Exercise: Work out how many lines of the listing hold the string "structured", then answer with that number and nothing else.

Records for the task:
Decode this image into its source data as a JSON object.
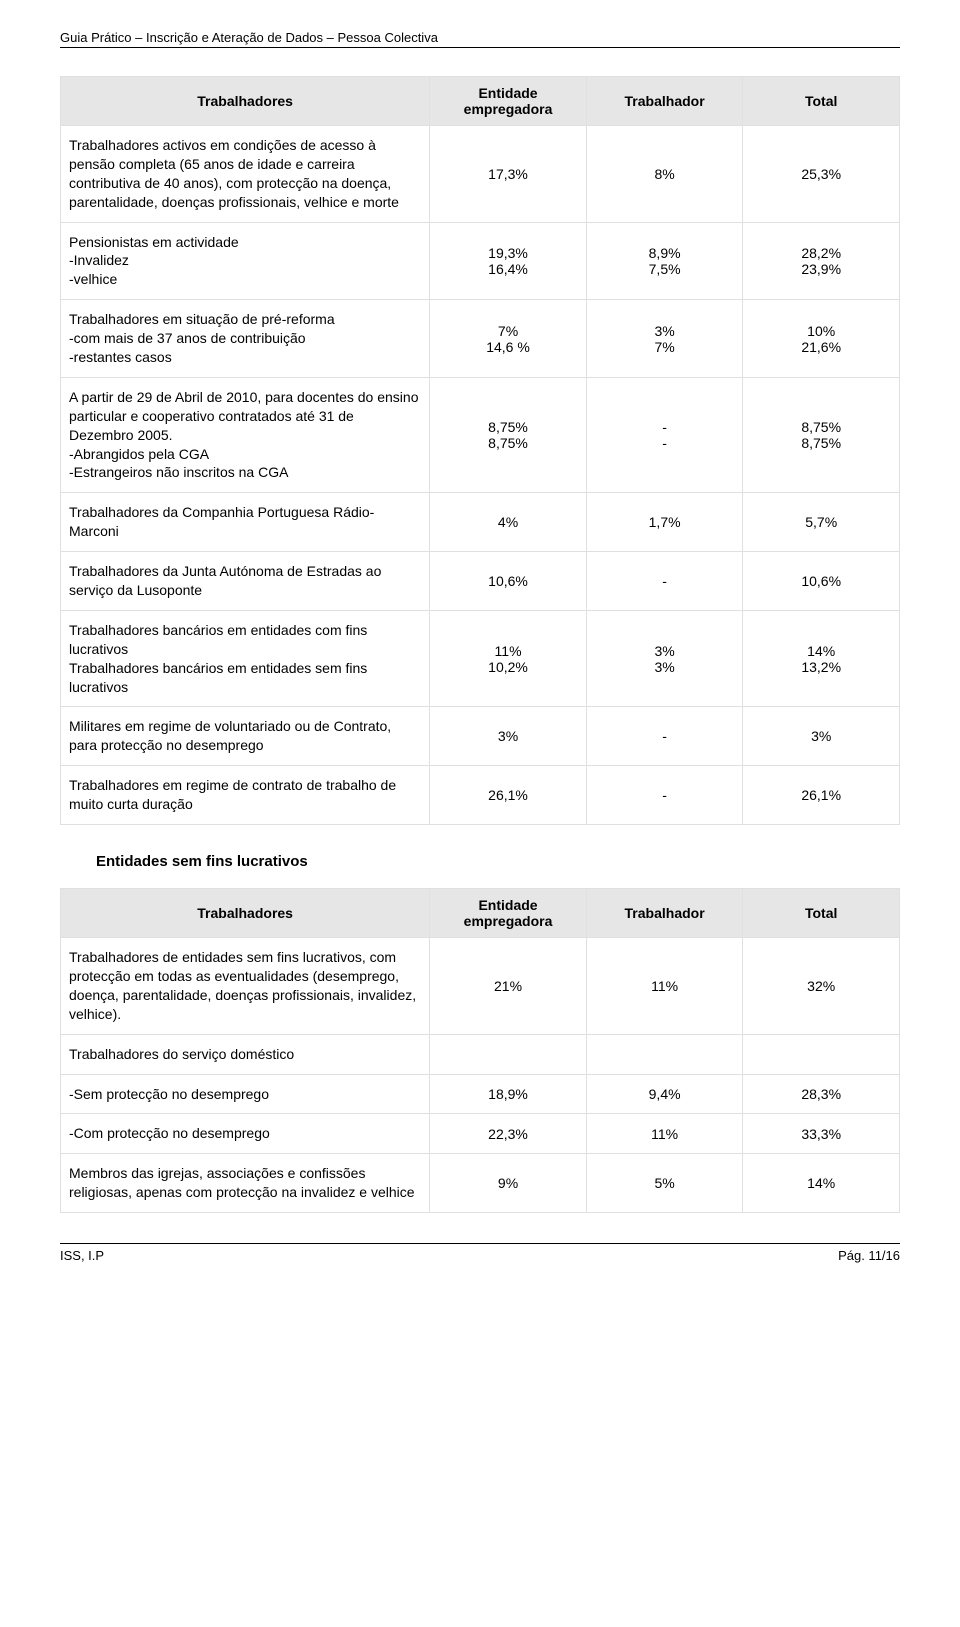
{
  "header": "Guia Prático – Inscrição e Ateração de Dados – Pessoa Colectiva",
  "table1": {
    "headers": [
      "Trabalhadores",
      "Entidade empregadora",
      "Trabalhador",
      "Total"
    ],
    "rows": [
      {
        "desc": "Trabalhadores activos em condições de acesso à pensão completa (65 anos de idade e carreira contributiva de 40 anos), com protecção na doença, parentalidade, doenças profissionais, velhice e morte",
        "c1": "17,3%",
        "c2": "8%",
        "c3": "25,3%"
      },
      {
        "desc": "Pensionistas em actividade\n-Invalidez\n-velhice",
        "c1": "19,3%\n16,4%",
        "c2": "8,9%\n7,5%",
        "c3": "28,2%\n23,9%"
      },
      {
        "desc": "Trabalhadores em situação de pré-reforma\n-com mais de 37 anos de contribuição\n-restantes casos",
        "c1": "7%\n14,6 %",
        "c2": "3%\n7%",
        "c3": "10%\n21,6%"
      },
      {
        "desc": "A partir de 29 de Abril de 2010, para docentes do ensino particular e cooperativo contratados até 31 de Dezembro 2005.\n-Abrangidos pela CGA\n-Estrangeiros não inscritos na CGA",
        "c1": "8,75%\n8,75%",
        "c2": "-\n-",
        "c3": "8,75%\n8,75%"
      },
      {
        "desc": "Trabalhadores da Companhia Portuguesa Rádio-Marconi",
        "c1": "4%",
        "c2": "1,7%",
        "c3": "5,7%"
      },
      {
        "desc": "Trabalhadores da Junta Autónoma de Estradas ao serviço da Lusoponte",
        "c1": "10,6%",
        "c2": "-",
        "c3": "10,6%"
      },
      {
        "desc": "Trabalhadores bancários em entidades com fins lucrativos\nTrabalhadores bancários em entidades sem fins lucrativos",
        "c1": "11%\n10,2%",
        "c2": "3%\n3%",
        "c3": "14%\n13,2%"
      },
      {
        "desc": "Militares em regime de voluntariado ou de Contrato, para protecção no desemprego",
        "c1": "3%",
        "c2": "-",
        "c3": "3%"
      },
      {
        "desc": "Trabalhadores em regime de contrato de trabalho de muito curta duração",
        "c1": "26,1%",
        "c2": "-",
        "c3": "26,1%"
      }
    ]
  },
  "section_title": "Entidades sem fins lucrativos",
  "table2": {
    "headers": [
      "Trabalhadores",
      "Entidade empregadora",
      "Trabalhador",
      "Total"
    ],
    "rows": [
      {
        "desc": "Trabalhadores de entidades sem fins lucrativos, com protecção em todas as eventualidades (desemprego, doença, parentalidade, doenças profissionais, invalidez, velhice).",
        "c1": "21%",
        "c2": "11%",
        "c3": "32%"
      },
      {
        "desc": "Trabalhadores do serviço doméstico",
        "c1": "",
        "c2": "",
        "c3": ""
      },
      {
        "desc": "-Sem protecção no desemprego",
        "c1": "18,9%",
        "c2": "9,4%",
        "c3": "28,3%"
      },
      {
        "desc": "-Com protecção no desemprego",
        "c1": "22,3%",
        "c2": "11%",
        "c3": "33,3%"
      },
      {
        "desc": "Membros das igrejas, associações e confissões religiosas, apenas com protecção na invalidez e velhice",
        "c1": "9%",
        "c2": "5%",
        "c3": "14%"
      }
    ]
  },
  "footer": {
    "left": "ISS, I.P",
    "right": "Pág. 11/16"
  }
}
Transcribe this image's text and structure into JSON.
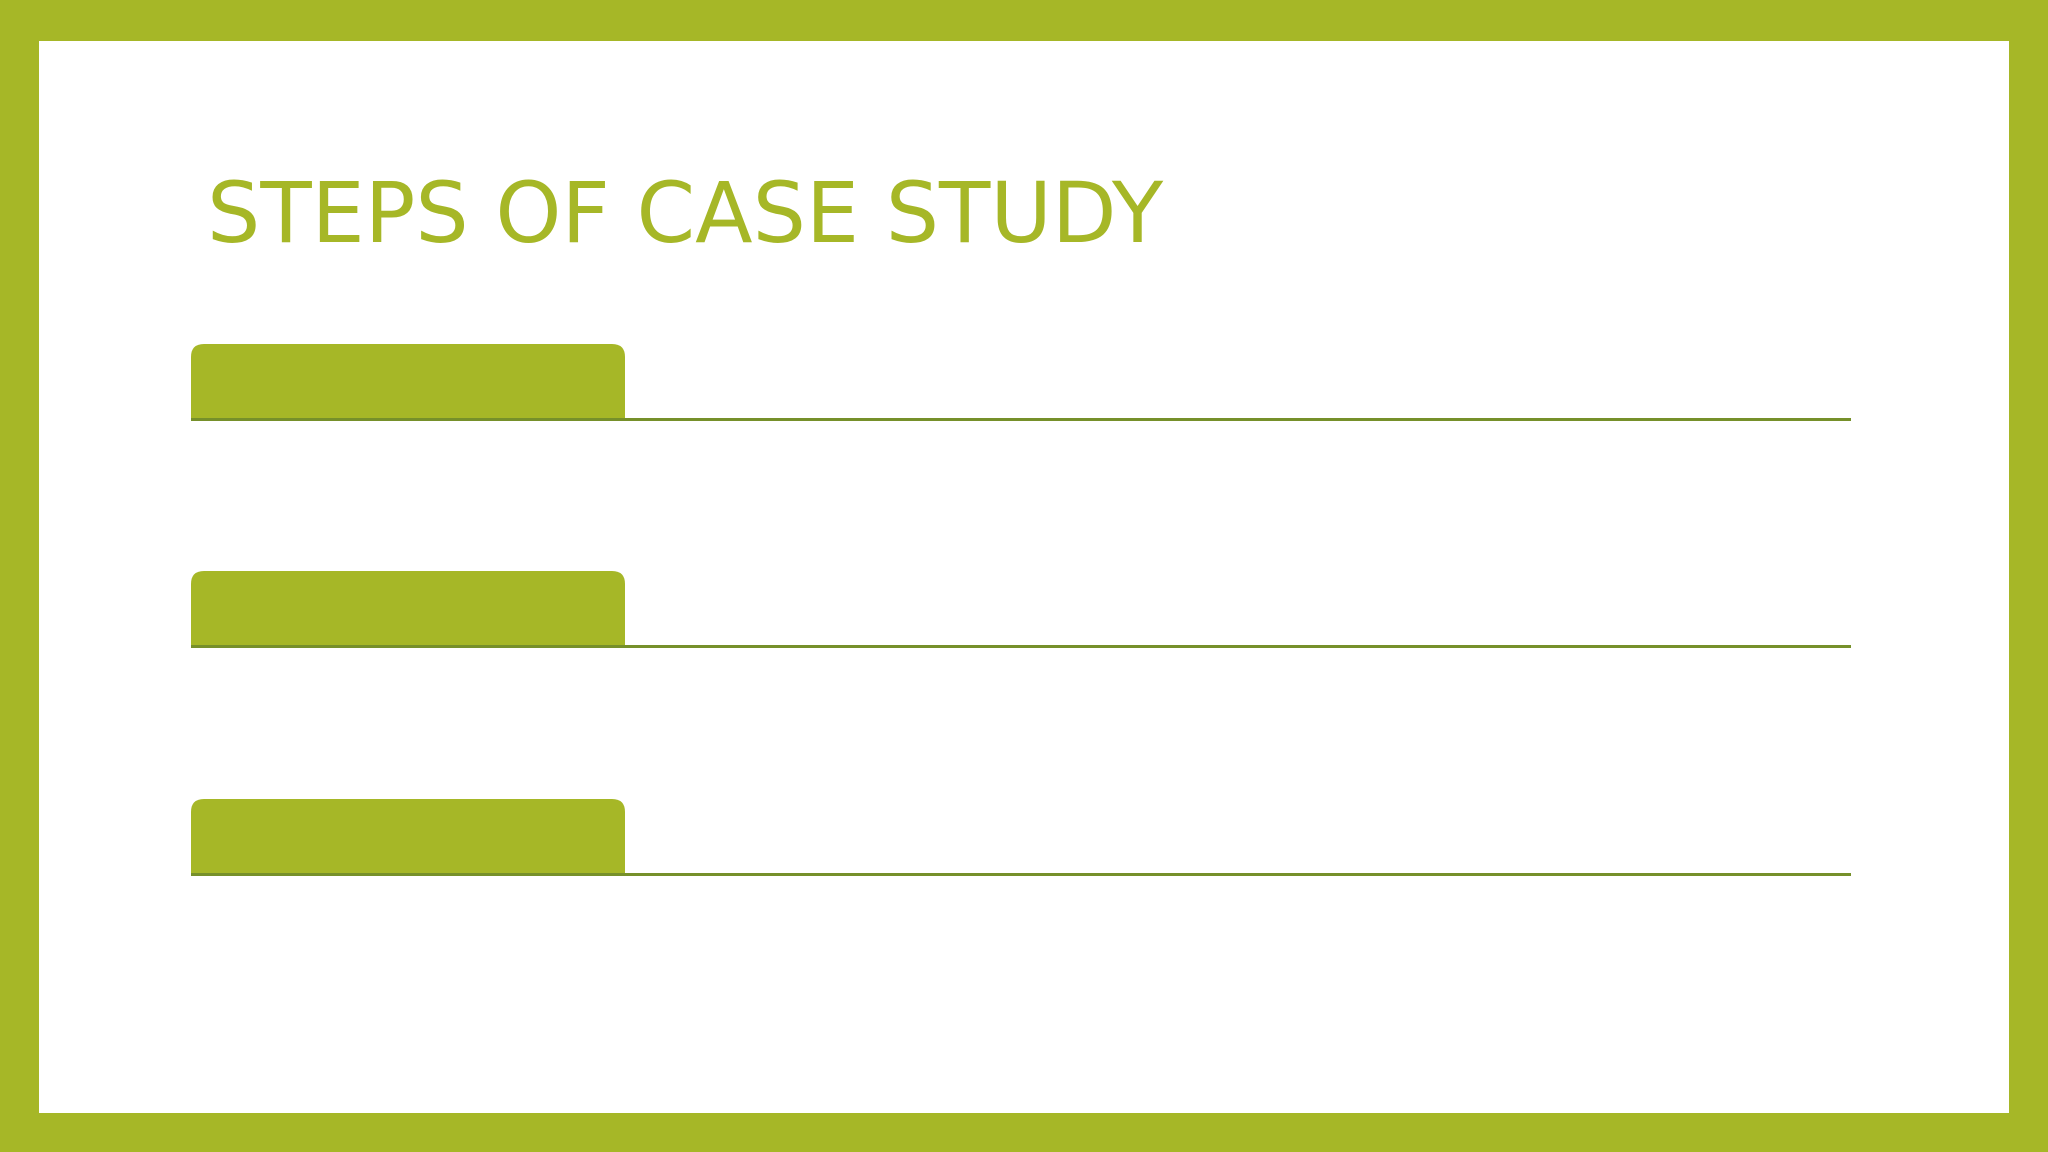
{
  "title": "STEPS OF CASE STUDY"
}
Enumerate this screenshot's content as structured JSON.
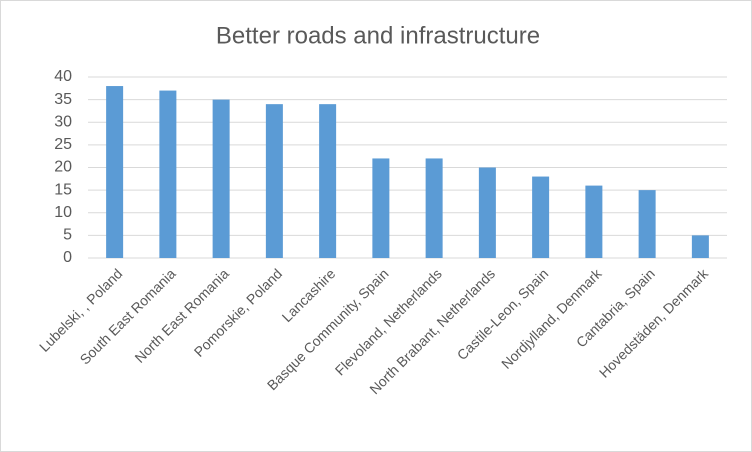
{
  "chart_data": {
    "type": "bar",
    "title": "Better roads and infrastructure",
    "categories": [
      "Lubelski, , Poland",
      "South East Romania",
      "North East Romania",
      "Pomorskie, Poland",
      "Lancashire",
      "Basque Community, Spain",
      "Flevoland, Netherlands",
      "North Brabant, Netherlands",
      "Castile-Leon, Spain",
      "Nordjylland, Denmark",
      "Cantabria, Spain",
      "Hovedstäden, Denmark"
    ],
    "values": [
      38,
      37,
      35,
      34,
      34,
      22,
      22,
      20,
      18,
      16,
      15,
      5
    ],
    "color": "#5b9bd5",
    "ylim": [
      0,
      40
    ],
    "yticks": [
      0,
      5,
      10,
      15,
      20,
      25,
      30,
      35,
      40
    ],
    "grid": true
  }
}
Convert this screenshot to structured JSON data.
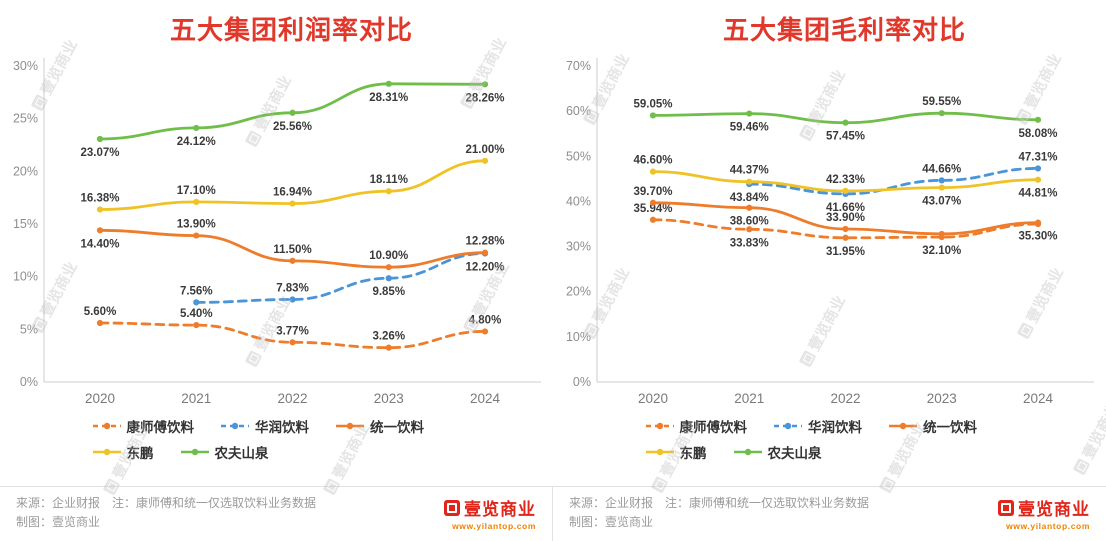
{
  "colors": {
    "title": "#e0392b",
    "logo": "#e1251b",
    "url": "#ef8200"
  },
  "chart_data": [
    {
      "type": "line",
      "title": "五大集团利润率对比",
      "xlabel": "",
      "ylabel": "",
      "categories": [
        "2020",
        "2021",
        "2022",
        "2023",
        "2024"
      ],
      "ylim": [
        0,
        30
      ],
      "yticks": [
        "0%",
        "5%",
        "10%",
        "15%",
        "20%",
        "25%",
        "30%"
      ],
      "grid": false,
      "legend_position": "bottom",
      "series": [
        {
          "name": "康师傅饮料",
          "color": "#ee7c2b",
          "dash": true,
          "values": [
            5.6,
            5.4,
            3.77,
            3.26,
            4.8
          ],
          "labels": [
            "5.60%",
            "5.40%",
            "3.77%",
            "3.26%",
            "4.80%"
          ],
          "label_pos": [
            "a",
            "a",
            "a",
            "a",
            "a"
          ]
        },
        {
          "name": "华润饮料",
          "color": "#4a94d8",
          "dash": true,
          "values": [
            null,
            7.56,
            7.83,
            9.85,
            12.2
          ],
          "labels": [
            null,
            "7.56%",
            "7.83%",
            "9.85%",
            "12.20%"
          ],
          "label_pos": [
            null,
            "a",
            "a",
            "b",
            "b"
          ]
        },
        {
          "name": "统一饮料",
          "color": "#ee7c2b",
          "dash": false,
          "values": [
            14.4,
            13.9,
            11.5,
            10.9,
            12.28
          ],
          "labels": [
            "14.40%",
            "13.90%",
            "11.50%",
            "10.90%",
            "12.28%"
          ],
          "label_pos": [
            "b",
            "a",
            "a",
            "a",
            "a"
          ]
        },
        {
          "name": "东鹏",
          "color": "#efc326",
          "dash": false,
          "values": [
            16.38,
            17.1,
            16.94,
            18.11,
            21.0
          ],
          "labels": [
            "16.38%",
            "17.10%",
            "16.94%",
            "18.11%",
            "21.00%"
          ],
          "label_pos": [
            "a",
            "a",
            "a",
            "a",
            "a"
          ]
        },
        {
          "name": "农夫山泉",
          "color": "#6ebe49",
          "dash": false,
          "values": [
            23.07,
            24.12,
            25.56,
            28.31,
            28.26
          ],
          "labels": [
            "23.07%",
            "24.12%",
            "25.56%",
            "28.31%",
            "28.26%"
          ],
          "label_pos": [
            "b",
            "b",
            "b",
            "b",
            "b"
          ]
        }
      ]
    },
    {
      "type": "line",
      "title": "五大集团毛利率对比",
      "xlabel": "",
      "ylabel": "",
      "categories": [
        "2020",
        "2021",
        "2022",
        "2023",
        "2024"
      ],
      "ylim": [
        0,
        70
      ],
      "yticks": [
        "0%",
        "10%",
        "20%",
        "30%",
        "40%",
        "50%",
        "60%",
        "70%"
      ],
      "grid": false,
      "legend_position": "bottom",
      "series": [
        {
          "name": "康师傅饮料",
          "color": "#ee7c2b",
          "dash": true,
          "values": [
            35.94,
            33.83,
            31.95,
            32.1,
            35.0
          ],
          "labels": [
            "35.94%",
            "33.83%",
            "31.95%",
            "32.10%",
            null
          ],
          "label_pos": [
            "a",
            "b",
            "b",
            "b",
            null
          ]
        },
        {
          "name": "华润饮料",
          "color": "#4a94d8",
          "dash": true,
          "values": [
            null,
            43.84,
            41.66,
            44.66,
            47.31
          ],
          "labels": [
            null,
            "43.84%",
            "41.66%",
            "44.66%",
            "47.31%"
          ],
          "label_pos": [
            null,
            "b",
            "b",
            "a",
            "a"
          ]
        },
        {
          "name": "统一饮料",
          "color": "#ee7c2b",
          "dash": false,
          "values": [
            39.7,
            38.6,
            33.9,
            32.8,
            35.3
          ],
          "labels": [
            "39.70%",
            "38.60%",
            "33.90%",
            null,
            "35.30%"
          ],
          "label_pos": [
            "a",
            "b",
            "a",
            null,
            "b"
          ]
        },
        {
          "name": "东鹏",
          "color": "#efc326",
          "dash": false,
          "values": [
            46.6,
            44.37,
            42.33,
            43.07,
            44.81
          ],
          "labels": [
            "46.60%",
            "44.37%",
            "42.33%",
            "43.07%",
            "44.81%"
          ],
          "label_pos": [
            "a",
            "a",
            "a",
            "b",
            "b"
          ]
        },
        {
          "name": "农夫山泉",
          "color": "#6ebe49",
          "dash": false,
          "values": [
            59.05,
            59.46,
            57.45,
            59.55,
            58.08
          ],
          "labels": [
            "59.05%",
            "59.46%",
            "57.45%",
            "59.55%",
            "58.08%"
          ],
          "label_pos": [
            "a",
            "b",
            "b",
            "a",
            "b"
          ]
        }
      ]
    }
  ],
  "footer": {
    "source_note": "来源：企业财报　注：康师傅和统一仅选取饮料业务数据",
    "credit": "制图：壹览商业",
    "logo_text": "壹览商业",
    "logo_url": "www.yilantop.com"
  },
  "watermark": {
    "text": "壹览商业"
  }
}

Worked solution: 2